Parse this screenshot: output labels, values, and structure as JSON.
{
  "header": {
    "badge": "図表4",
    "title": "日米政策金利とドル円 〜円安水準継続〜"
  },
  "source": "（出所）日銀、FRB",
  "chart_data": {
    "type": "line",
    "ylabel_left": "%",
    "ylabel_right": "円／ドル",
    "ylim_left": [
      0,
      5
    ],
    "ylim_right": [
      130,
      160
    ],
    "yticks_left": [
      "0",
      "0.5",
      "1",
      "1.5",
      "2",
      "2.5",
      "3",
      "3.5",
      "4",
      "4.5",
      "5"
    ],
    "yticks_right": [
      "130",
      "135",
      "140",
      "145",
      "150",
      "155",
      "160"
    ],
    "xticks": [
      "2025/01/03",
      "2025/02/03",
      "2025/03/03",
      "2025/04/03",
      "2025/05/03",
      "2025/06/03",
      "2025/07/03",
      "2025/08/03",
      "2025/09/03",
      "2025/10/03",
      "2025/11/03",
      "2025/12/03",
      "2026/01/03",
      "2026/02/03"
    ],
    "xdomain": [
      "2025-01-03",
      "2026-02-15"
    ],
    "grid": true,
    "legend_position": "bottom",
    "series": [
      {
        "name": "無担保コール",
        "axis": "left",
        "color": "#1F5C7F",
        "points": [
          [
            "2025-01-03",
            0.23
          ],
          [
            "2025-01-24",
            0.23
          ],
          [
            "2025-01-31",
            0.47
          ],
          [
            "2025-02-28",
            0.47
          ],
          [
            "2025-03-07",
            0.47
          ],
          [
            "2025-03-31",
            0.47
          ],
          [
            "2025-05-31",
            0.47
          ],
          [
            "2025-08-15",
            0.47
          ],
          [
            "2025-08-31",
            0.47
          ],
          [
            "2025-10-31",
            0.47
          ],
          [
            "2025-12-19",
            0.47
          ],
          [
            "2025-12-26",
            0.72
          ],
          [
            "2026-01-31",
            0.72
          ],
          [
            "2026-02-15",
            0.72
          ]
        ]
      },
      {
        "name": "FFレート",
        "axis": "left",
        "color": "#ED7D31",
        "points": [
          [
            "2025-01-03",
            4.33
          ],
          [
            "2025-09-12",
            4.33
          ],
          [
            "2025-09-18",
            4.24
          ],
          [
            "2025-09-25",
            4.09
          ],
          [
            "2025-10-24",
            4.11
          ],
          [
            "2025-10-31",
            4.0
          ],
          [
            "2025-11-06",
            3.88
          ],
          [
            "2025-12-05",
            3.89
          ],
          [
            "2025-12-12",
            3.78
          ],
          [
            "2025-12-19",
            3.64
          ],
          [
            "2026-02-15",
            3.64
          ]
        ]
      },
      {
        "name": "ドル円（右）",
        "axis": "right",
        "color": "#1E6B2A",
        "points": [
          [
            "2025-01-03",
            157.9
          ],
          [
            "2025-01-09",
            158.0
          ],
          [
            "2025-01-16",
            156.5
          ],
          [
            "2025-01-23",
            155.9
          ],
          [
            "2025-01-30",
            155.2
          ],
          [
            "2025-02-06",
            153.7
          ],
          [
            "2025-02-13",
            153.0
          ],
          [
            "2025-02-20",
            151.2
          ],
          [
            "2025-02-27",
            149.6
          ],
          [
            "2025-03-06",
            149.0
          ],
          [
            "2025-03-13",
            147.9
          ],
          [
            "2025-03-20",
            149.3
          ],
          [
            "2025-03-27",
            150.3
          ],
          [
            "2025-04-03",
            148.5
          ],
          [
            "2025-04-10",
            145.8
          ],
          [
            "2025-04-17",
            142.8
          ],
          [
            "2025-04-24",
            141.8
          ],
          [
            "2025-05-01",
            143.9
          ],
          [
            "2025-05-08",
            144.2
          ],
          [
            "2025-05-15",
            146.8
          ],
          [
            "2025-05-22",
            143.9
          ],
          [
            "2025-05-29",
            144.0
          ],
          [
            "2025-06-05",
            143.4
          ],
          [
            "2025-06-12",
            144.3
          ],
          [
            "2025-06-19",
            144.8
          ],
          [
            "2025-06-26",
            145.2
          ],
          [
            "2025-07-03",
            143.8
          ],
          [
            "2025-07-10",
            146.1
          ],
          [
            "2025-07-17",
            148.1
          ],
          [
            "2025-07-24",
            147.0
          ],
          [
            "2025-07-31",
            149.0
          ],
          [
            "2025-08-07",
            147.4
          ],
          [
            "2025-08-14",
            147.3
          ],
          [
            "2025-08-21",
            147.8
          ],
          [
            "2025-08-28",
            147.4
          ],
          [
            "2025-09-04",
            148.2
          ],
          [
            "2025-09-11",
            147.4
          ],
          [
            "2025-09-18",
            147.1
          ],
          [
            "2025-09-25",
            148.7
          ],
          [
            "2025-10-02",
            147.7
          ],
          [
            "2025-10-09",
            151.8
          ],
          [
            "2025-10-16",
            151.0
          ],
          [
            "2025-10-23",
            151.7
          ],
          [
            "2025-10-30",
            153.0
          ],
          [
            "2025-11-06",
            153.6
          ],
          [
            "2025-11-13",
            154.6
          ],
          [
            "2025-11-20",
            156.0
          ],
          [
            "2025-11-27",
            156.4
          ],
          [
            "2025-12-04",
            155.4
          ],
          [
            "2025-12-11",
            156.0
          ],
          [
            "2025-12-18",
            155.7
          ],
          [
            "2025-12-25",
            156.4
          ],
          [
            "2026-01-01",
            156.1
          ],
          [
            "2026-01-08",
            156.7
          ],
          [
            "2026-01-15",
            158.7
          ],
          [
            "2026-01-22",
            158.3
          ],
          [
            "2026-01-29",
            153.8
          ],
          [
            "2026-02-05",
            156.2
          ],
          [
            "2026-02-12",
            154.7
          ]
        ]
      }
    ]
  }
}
__________________________________________________
Written instruction: Your task is to repeat each line of the material exactly.

Complete response:
Parse this screenshot: output labels, values, and structure as JSON.
{
  "header": {
    "badge": "図表4",
    "title": "日米政策金利とドル円 〜円安水準継続〜"
  },
  "source": "（出所）日銀、FRB",
  "chart_data": {
    "type": "line",
    "ylabel_left": "%",
    "ylabel_right": "円／ドル",
    "ylim_left": [
      0,
      5
    ],
    "ylim_right": [
      130,
      160
    ],
    "yticks_left": [
      "0",
      "0.5",
      "1",
      "1.5",
      "2",
      "2.5",
      "3",
      "3.5",
      "4",
      "4.5",
      "5"
    ],
    "yticks_right": [
      "130",
      "135",
      "140",
      "145",
      "150",
      "155",
      "160"
    ],
    "xticks": [
      "2025/01/03",
      "2025/02/03",
      "2025/03/03",
      "2025/04/03",
      "2025/05/03",
      "2025/06/03",
      "2025/07/03",
      "2025/08/03",
      "2025/09/03",
      "2025/10/03",
      "2025/11/03",
      "2025/12/03",
      "2026/01/03",
      "2026/02/03"
    ],
    "xdomain": [
      "2025-01-03",
      "2026-02-15"
    ],
    "grid": true,
    "legend_position": "bottom",
    "series": [
      {
        "name": "無担保コール",
        "axis": "left",
        "color": "#1F5C7F",
        "points": [
          [
            "2025-01-03",
            0.23
          ],
          [
            "2025-01-24",
            0.23
          ],
          [
            "2025-01-31",
            0.47
          ],
          [
            "2025-02-28",
            0.47
          ],
          [
            "2025-03-07",
            0.47
          ],
          [
            "2025-03-31",
            0.47
          ],
          [
            "2025-05-31",
            0.47
          ],
          [
            "2025-08-15",
            0.47
          ],
          [
            "2025-08-31",
            0.47
          ],
          [
            "2025-10-31",
            0.47
          ],
          [
            "2025-12-19",
            0.47
          ],
          [
            "2025-12-26",
            0.72
          ],
          [
            "2026-01-31",
            0.72
          ],
          [
            "2026-02-15",
            0.72
          ]
        ]
      },
      {
        "name": "FFレート",
        "axis": "left",
        "color": "#ED7D31",
        "points": [
          [
            "2025-01-03",
            4.33
          ],
          [
            "2025-09-12",
            4.33
          ],
          [
            "2025-09-18",
            4.24
          ],
          [
            "2025-09-25",
            4.09
          ],
          [
            "2025-10-24",
            4.11
          ],
          [
            "2025-10-31",
            4.0
          ],
          [
            "2025-11-06",
            3.88
          ],
          [
            "2025-12-05",
            3.89
          ],
          [
            "2025-12-12",
            3.78
          ],
          [
            "2025-12-19",
            3.64
          ],
          [
            "2026-02-15",
            3.64
          ]
        ]
      },
      {
        "name": "ドル円（右）",
        "axis": "right",
        "color": "#1E6B2A",
        "points": [
          [
            "2025-01-03",
            157.9
          ],
          [
            "2025-01-09",
            158.0
          ],
          [
            "2025-01-16",
            156.5
          ],
          [
            "2025-01-23",
            155.9
          ],
          [
            "2025-01-30",
            155.2
          ],
          [
            "2025-02-06",
            153.7
          ],
          [
            "2025-02-13",
            153.0
          ],
          [
            "2025-02-20",
            151.2
          ],
          [
            "2025-02-27",
            149.6
          ],
          [
            "2025-03-06",
            149.0
          ],
          [
            "2025-03-13",
            147.9
          ],
          [
            "2025-03-20",
            149.3
          ],
          [
            "2025-03-27",
            150.3
          ],
          [
            "2025-04-03",
            148.5
          ],
          [
            "2025-04-10",
            145.8
          ],
          [
            "2025-04-17",
            142.8
          ],
          [
            "2025-04-24",
            141.8
          ],
          [
            "2025-05-01",
            143.9
          ],
          [
            "2025-05-08",
            144.2
          ],
          [
            "2025-05-15",
            146.8
          ],
          [
            "2025-05-22",
            143.9
          ],
          [
            "2025-05-29",
            144.0
          ],
          [
            "2025-06-05",
            143.4
          ],
          [
            "2025-06-12",
            144.3
          ],
          [
            "2025-06-19",
            144.8
          ],
          [
            "2025-06-26",
            145.2
          ],
          [
            "2025-07-03",
            143.8
          ],
          [
            "2025-07-10",
            146.1
          ],
          [
            "2025-07-17",
            148.1
          ],
          [
            "2025-07-24",
            147.0
          ],
          [
            "2025-07-31",
            149.0
          ],
          [
            "2025-08-07",
            147.4
          ],
          [
            "2025-08-14",
            147.3
          ],
          [
            "2025-08-21",
            147.8
          ],
          [
            "2025-08-28",
            147.4
          ],
          [
            "2025-09-04",
            148.2
          ],
          [
            "2025-09-11",
            147.4
          ],
          [
            "2025-09-18",
            147.1
          ],
          [
            "2025-09-25",
            148.7
          ],
          [
            "2025-10-02",
            147.7
          ],
          [
            "2025-10-09",
            151.8
          ],
          [
            "2025-10-16",
            151.0
          ],
          [
            "2025-10-23",
            151.7
          ],
          [
            "2025-10-30",
            153.0
          ],
          [
            "2025-11-06",
            153.6
          ],
          [
            "2025-11-13",
            154.6
          ],
          [
            "2025-11-20",
            156.0
          ],
          [
            "2025-11-27",
            156.4
          ],
          [
            "2025-12-04",
            155.4
          ],
          [
            "2025-12-11",
            156.0
          ],
          [
            "2025-12-18",
            155.7
          ],
          [
            "2025-12-25",
            156.4
          ],
          [
            "2026-01-01",
            156.1
          ],
          [
            "2026-01-08",
            156.7
          ],
          [
            "2026-01-15",
            158.7
          ],
          [
            "2026-01-22",
            158.3
          ],
          [
            "2026-01-29",
            153.8
          ],
          [
            "2026-02-05",
            156.2
          ],
          [
            "2026-02-12",
            154.7
          ]
        ]
      }
    ]
  }
}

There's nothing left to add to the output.